TO BE DONE:
Retype every line from the one containing "sidebar-item-libraries[interactable]: 媒体库 [0,173,136,198]" down to the one containing "codec-vp9[interactable]: VP9 [153,293,185,307]", both included, with no changes.

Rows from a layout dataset
****************

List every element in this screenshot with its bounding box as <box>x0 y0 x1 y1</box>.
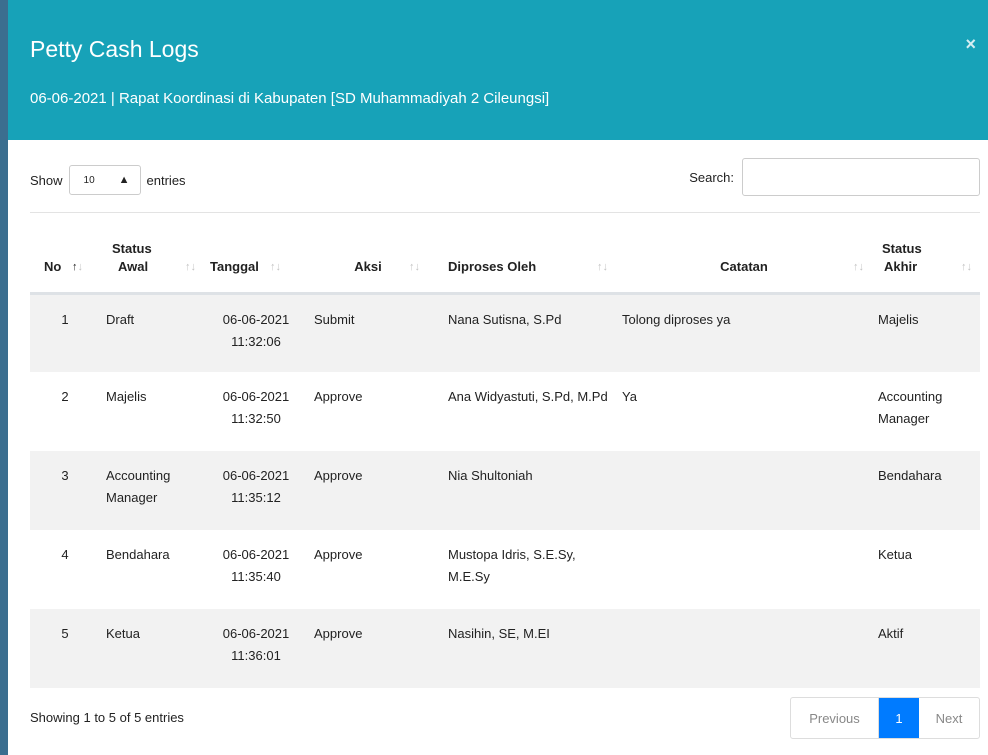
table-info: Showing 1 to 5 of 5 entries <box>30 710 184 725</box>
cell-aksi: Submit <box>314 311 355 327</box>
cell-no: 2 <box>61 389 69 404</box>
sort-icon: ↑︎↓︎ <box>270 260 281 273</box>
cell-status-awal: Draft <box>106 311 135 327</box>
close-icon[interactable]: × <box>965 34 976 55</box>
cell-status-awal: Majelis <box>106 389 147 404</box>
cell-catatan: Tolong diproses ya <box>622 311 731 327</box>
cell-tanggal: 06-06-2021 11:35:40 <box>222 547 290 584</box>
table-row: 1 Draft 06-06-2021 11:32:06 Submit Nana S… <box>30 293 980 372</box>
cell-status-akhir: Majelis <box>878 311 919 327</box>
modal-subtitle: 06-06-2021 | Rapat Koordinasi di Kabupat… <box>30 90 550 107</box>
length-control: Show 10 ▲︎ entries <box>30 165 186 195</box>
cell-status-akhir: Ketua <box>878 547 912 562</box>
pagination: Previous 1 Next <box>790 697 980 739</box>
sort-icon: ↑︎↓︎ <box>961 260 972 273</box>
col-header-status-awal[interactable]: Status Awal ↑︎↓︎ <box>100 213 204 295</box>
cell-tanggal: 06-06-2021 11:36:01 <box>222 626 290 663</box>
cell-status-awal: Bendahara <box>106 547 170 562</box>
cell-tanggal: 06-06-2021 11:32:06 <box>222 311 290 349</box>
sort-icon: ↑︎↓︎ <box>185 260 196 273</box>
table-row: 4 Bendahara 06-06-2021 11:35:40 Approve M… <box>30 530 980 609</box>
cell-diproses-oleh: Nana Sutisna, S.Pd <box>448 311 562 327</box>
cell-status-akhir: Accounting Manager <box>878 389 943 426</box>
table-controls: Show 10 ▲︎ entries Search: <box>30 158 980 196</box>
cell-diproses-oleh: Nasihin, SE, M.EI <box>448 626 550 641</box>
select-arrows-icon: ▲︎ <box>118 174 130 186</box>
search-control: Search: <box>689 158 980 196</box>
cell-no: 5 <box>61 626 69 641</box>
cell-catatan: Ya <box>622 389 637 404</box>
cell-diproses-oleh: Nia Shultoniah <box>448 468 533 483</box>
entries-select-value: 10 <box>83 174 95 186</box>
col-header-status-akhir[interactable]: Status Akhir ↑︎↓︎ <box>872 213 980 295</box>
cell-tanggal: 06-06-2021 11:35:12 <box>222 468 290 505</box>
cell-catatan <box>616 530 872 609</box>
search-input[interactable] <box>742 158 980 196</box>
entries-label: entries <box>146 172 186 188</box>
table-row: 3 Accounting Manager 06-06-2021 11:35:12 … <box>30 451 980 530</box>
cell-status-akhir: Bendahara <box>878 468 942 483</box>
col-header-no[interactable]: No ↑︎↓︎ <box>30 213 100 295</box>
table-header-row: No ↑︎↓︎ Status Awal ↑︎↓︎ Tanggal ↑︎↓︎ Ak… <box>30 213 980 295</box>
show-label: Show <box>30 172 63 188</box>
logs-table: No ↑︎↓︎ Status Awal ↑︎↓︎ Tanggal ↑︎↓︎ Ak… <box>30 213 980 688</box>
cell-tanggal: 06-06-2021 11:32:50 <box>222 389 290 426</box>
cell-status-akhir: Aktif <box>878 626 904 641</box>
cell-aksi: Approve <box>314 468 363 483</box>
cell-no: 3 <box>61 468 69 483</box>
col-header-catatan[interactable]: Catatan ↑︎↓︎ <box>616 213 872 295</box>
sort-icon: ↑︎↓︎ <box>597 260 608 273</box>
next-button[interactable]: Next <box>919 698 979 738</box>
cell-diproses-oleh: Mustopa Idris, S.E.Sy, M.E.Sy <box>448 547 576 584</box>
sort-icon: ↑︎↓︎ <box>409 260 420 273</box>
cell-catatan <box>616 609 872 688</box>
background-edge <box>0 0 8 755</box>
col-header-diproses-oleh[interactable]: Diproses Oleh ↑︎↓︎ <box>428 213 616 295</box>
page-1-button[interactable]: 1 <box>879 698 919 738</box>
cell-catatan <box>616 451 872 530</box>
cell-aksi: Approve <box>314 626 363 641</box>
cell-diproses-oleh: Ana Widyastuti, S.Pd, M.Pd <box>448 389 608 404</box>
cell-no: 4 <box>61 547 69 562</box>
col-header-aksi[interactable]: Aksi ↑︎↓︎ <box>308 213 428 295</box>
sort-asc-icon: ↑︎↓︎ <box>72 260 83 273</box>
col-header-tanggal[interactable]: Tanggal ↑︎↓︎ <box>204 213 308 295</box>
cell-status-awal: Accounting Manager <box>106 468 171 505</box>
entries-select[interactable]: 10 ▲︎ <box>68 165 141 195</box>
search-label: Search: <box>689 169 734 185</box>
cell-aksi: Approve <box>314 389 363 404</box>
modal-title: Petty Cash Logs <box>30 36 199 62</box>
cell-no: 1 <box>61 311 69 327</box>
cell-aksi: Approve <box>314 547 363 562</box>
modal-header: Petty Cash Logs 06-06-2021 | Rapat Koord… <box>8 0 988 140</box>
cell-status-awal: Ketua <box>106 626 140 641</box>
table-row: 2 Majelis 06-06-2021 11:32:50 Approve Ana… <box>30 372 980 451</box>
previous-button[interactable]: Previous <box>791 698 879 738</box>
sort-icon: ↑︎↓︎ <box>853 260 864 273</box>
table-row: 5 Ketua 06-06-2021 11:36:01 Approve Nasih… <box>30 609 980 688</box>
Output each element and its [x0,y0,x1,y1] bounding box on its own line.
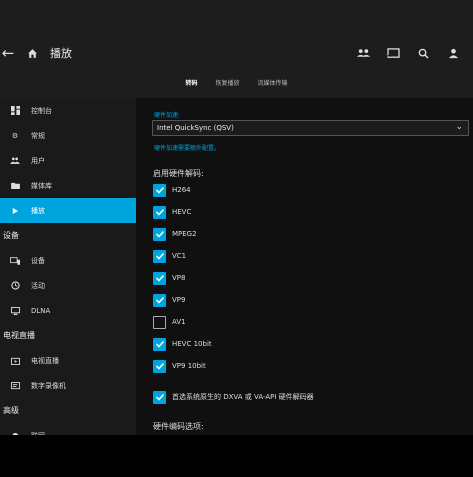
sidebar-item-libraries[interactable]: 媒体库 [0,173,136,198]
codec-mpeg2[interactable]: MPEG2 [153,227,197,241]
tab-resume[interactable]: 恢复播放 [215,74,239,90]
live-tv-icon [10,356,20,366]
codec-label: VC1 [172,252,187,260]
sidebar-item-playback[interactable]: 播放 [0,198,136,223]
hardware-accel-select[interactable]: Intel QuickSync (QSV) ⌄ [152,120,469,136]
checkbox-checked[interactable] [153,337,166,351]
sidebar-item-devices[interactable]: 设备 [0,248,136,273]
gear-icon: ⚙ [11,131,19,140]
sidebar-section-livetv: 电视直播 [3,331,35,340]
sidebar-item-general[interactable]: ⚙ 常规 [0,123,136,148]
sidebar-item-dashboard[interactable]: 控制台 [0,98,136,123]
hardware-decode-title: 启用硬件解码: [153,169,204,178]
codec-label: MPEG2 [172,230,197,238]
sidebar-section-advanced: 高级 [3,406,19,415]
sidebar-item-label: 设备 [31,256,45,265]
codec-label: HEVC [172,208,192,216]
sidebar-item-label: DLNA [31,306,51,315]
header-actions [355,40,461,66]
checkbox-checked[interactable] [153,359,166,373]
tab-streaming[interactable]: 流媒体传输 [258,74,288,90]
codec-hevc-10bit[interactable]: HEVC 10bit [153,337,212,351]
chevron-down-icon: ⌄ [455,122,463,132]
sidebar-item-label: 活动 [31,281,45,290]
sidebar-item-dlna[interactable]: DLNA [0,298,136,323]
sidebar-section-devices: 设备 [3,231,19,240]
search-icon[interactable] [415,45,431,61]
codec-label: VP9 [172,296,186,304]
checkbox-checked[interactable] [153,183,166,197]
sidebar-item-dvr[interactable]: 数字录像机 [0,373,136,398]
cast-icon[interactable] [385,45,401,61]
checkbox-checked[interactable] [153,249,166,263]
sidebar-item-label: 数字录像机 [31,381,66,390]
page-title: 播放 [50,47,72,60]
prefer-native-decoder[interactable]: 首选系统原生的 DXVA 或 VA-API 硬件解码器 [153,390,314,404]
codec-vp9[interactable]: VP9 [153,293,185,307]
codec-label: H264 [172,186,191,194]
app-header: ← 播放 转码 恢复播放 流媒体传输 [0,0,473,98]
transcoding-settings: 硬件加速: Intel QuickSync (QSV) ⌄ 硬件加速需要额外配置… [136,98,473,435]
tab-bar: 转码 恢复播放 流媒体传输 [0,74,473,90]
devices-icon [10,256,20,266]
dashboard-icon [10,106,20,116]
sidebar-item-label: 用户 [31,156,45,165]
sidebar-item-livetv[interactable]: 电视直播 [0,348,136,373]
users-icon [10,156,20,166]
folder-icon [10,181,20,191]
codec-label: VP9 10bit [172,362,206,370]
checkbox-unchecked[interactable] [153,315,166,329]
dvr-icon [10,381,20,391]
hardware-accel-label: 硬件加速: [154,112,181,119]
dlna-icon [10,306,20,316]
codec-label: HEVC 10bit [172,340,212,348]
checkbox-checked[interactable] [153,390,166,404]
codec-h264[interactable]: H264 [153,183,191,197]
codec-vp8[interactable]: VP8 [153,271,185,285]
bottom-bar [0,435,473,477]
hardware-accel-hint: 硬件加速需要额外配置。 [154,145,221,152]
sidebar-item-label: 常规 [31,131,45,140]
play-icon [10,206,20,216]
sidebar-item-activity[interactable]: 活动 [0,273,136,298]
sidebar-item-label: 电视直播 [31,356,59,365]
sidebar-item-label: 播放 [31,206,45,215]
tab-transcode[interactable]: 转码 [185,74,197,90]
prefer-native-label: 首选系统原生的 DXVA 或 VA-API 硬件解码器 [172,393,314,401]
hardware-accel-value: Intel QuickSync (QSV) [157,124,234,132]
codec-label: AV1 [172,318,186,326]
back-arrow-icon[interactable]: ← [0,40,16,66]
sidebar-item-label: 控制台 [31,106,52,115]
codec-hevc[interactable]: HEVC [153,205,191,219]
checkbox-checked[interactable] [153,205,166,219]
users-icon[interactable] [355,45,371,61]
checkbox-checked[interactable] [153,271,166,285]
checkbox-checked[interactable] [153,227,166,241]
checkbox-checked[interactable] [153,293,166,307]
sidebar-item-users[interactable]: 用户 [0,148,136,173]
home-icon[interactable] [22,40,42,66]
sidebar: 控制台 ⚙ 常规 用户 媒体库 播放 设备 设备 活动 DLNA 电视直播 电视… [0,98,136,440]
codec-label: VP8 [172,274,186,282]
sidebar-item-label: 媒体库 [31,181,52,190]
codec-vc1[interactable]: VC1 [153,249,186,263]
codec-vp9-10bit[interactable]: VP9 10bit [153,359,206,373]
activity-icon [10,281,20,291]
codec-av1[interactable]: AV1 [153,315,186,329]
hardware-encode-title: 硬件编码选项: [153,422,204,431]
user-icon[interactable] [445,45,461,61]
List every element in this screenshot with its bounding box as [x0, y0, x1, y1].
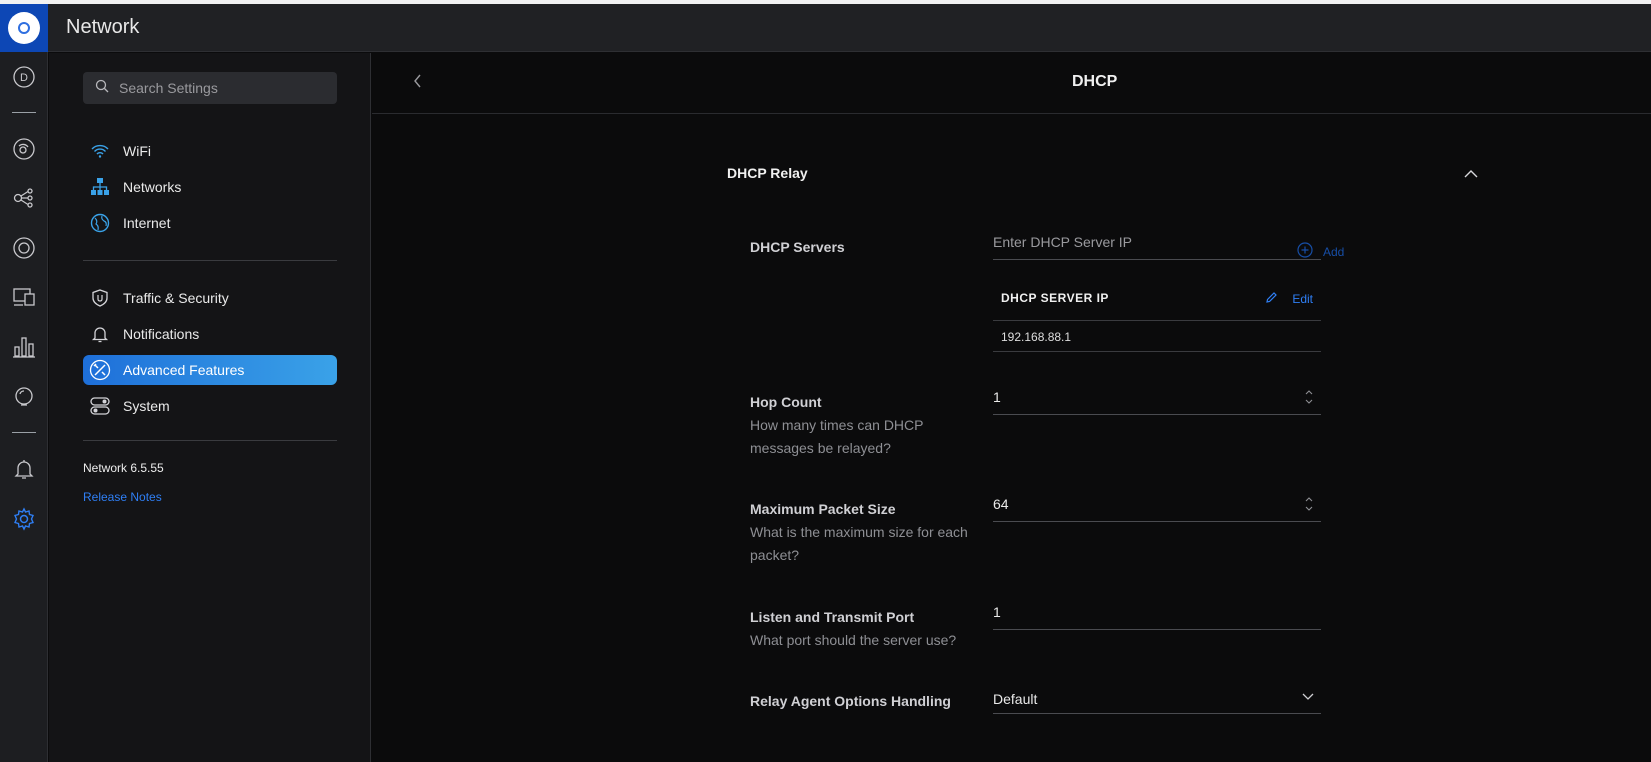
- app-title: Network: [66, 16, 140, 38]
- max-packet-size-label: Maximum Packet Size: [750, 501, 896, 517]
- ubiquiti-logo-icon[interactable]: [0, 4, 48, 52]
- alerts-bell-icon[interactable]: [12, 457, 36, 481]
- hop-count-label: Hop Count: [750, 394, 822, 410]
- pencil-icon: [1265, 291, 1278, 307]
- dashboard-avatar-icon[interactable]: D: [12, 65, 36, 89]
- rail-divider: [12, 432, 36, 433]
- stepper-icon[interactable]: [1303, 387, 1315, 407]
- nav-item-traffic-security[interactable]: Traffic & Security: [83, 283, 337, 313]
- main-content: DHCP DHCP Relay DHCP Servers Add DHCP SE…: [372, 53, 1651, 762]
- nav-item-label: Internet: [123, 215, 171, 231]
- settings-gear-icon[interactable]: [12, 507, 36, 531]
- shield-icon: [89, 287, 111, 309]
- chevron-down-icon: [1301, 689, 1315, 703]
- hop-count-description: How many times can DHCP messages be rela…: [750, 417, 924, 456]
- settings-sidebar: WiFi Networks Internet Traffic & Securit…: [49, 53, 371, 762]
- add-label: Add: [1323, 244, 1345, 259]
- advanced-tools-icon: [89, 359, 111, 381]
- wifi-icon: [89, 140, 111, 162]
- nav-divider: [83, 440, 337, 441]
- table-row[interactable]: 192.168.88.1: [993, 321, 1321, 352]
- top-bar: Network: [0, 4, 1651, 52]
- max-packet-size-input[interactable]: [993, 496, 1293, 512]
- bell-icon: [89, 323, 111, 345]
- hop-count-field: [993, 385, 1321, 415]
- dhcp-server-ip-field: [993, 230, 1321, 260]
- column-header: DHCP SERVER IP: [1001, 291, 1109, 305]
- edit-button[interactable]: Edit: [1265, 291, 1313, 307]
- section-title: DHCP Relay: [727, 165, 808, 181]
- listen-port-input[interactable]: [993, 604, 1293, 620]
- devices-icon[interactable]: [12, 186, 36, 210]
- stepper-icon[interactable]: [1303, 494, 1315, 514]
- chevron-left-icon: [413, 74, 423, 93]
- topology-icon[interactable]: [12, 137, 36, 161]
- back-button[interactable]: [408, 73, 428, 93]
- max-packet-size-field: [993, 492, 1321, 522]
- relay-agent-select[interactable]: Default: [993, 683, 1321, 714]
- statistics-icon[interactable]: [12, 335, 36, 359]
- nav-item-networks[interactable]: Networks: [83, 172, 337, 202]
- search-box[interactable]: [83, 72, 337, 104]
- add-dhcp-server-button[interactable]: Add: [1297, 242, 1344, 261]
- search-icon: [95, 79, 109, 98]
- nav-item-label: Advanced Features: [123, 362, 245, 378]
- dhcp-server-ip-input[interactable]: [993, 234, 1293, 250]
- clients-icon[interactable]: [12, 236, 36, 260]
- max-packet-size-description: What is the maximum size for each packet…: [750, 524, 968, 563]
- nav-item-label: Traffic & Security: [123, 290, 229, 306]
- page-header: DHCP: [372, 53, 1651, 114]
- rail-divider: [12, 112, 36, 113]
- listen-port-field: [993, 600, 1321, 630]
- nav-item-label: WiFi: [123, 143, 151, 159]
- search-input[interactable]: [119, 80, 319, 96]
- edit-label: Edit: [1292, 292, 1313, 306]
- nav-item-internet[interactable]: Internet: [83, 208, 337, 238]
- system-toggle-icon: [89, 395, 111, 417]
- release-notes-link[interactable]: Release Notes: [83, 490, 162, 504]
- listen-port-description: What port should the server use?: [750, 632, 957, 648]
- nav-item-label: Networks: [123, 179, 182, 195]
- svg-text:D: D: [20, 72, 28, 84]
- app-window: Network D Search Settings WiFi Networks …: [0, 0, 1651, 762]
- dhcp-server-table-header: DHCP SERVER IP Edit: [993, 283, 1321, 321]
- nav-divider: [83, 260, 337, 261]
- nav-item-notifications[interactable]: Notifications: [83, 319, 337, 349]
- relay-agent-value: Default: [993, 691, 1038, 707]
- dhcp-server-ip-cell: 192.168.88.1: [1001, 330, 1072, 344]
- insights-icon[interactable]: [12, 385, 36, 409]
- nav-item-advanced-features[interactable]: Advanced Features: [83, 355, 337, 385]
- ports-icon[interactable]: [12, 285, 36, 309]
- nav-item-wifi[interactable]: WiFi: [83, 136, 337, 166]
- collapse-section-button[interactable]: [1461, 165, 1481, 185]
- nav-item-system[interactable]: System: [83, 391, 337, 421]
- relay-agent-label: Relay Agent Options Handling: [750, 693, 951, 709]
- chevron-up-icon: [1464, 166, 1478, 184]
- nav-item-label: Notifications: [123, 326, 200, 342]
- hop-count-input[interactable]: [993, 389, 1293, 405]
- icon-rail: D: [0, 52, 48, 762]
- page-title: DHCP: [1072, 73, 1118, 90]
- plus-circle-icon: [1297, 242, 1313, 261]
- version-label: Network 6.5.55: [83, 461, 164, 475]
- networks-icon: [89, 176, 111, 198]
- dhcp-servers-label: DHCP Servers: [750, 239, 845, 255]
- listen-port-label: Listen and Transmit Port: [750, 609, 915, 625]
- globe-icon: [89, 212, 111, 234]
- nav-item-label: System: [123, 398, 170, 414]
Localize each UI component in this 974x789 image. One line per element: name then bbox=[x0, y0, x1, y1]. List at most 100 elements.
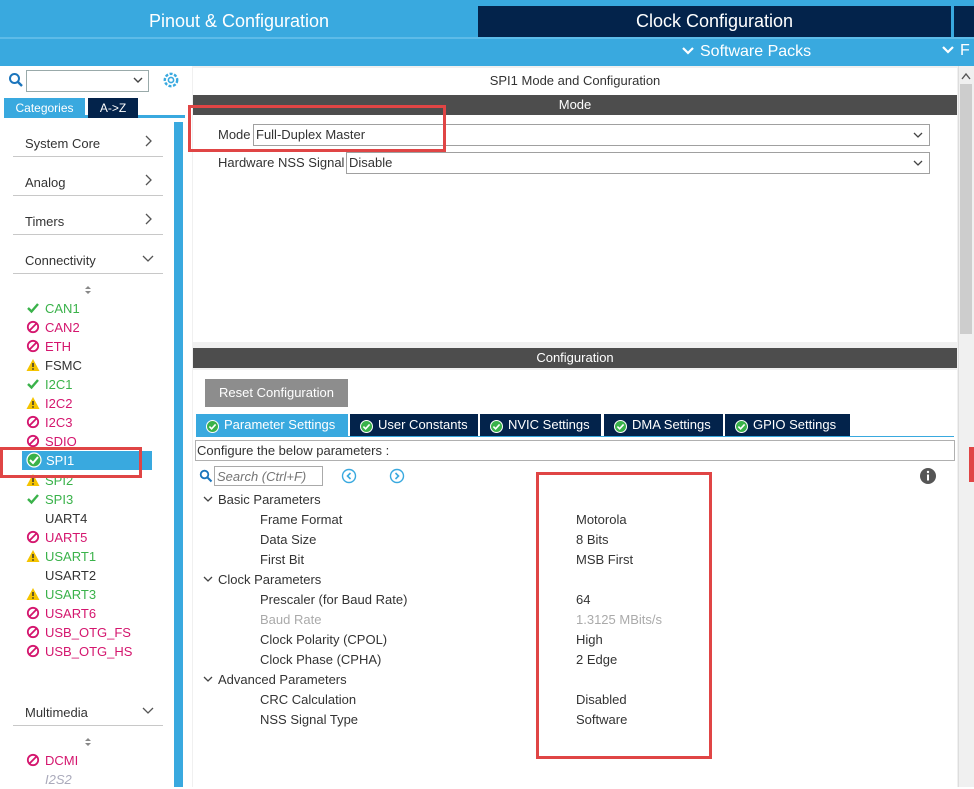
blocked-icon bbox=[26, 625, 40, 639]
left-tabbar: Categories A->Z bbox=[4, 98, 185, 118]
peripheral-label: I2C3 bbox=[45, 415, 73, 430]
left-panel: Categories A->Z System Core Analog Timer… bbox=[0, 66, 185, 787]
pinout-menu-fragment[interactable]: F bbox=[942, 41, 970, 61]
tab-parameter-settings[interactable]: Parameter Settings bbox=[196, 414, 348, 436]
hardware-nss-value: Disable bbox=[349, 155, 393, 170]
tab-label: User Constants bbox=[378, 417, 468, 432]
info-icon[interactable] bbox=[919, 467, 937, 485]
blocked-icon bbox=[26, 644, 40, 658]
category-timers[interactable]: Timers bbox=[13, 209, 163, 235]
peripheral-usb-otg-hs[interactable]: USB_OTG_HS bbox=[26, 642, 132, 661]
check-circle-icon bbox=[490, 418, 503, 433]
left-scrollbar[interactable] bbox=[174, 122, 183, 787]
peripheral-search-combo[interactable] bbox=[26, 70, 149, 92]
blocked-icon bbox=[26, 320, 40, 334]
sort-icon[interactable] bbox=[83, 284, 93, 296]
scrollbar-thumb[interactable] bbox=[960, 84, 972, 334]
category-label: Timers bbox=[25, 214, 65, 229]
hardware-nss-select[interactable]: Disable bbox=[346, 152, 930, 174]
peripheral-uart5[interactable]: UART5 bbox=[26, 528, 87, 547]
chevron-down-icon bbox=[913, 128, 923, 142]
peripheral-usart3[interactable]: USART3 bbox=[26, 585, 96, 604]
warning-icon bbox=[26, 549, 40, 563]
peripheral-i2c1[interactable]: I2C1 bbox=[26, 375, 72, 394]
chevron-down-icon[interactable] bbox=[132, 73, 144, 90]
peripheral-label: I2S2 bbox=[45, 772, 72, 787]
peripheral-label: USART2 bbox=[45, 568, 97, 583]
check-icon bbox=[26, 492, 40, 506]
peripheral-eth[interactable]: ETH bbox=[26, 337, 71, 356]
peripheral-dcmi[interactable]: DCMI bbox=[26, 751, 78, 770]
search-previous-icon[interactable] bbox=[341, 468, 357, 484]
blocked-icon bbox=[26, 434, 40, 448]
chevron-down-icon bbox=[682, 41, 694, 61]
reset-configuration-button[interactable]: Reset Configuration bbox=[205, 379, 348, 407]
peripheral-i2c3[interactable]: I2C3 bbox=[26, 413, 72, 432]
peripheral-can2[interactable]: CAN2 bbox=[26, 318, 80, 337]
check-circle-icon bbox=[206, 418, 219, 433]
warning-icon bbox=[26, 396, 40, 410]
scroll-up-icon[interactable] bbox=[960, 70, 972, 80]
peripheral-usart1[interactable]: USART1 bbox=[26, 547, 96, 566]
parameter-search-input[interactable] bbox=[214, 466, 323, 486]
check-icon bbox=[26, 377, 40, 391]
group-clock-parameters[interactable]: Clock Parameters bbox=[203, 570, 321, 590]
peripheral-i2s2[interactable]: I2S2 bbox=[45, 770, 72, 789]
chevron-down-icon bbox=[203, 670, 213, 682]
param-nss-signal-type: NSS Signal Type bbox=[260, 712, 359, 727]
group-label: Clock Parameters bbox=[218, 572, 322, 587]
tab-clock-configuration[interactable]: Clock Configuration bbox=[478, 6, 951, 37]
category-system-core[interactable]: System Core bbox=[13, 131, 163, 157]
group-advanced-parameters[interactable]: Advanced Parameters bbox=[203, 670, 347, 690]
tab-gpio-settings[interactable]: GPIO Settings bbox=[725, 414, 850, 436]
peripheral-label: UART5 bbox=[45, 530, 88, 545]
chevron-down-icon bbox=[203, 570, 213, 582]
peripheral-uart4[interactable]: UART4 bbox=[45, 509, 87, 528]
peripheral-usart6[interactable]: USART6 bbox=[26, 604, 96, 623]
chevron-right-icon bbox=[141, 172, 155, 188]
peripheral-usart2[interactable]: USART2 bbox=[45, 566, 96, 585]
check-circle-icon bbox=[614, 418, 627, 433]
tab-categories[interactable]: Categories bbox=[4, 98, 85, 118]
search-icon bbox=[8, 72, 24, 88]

****************

THE RESULT:
sidebar-item-libraries[interactable]: 媒体库 [0,173,136,198]
codec-mpeg2[interactable]: MPEG2 [153,227,197,241]
tab-resume[interactable]: 恢复播放 [215,74,239,90]
live-tv-icon [10,356,20,366]
codec-label: VC1 [172,252,187,260]
sidebar-item-playback[interactable]: 播放 [0,198,136,223]
hardware-accel-select[interactable]: Intel QuickSync (QSV) ⌄ [152,120,469,136]
checkbox-checked[interactable] [153,337,166,351]
sidebar-item-devices[interactable]: 设备 [0,248,136,273]
gear-icon: ⚙ [11,131,19,140]
sidebar-section-livetv: 电视直播 [3,331,35,340]
sidebar-item-general[interactable]: ⚙ 常规 [0,123,136,148]
sidebar-item-dashboard[interactable]: 控制台 [0,98,136,123]
hardware-decode-title: 启用硬件解码: [153,169,204,178]
codec-label: MPEG2 [172,230,197,238]
sidebar-section-advanced: 高级 [3,406,19,415]
sidebar-item-label: 设备 [31,256,45,265]
codec-label: HEVC [172,208,192,216]
sidebar-item-label: DLNA [31,306,51,315]
header-actions [355,40,461,66]
checkbox-checked[interactable] [153,359,166,373]
tab-streaming[interactable]: 流媒体传输 [258,74,288,90]
codec-hevc-10bit[interactable]: HEVC 10bit [153,337,212,351]
chevron-down-icon: ⌄ [455,122,463,132]
sidebar-item-label: 活动 [31,281,45,290]
sidebar-item-dlna[interactable]: DLNA [0,298,136,323]
sidebar-section-devices: 设备 [3,231,19,240]
search-icon[interactable] [415,45,431,61]
codec-label: VP9 [172,296,186,304]
checkbox-checked[interactable] [153,183,166,197]
sidebar-item-dvr[interactable]: 数字录像机 [0,373,136,398]
cast-icon[interactable] [385,45,401,61]
checkbox-checked[interactable] [153,249,166,263]
sidebar-item-label: 数字录像机 [31,381,66,390]
page-title: 播放 [50,47,72,60]
prefer-native-decoder[interactable]: 首选系统原生的 DXVA 或 VA-API 硬件解码器 [153,390,314,404]
codec-vp9[interactable]: VP9 [153,293,185,307]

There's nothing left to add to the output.